Records shown ::
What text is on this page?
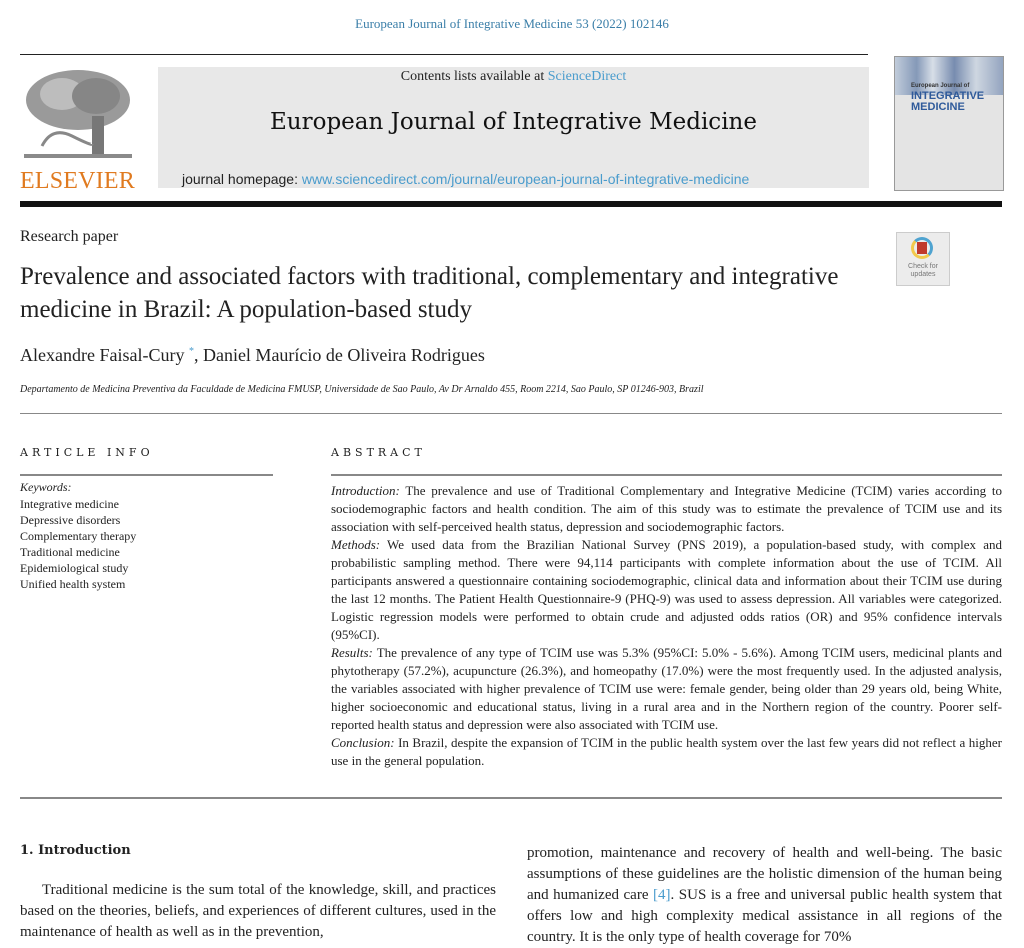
European Journal of Integrative Medicine 53 (2022) 102146
ELSEVIER
Contents lists available at ScienceDirect
European Journal of Integrative Medicine
journal homepage: www.sciencedirect.com/journal/european-journal-of-integrative-medicine
European Journal of
INTEGRATIVE
MEDICINE
Research paper
Prevalence and associated factors with traditional, complementary and integrative medicine in Brazil: A population-based study
Check for
updates
Alexandre Faisal-Cury *, Daniel Maurício de Oliveira Rodrigues
Departamento de Medicina Preventiva da Faculdade de Medicina FMUSP, Universidade de Sao Paulo, Av Dr Arnaldo 455, Room 2214, Sao Paulo, SP 01246-903, Brazil
ARTICLE INFO
Keywords:
Integrative medicine
Depressive disorders
Complementary therapy
Traditional medicine
Epidemiological study
Unified health system
ABSTRACT

Introduction: The prevalence and use of Traditional Complementary and Integrative Medicine (TCIM) varies according to sociodemographic factors and health condition. The aim of this study was to estimate the prevalence of TCIM use and its association with self-perceived health status, depression and sociodemographic factors.

Methods: We used data from the Brazilian National Survey (PNS 2019), a population-based study, with complex and probabilistic sampling method. There were 94,114 participants with complete information about the use of TCIM. All participants answered a questionnaire containing sociodemographic, clinical data and information about their TCIM use during the last 12 months. The Patient Health Questionnaire-9 (PHQ-9) was used to assess depression. All variables were categorized. Logistic regression models were performed to obtain crude and adjusted odds ratios (OR) and 95% confidence intervals (95%CI).

Results: The prevalence of any type of TCIM use was 5.3% (95%CI: 5.0% - 5.6%). Among TCIM users, medicinal plants and phytotherapy (57.2%), acupuncture (26.3%), and homeopathy (17.0%) were the most frequently used. In the adjusted analysis, the variables associated with higher prevalence of TCIM use were: female gender, being older than 29 years old, being White, higher socioeconomic and educational status, living in a rural area and in the Northern region of the country. Poorer self-reported health status and depression were also associated with TCIM use.

Conclusion: In Brazil, despite the expansion of TCIM in the public health system over the last few years did not reflect a higher use in the general population.

1. Introduction
Traditional medicine is the sum total of the knowledge, skill, and practices based on the theories, beliefs, and experiences of different cultures, used in the maintenance of health as well as in the prevention,
promotion, maintenance and recovery of health and well-being. The basic assumptions of these guidelines are the holistic dimension of the human being and humanized care [4]. SUS is a free and universal public health system that offers low and high complexity medical assistance in all regions of the country. It is the only type of health coverage for 70%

Written request ::
Copy whichever lines in the listing above contain the word "factors".

The reply ::
Prevalence and associated factors with traditional, complementary and integrative medicine in Brazil: A population-based study
Introduction: The prevalence and use of Traditional Complementary and Integrative Medicine (TCIM) varies according to sociodemographic factors and health condition. The aim of this study was to estimate the prevalence of TCIM use and its association with self-perceived health status, depression and sociodemographic factors.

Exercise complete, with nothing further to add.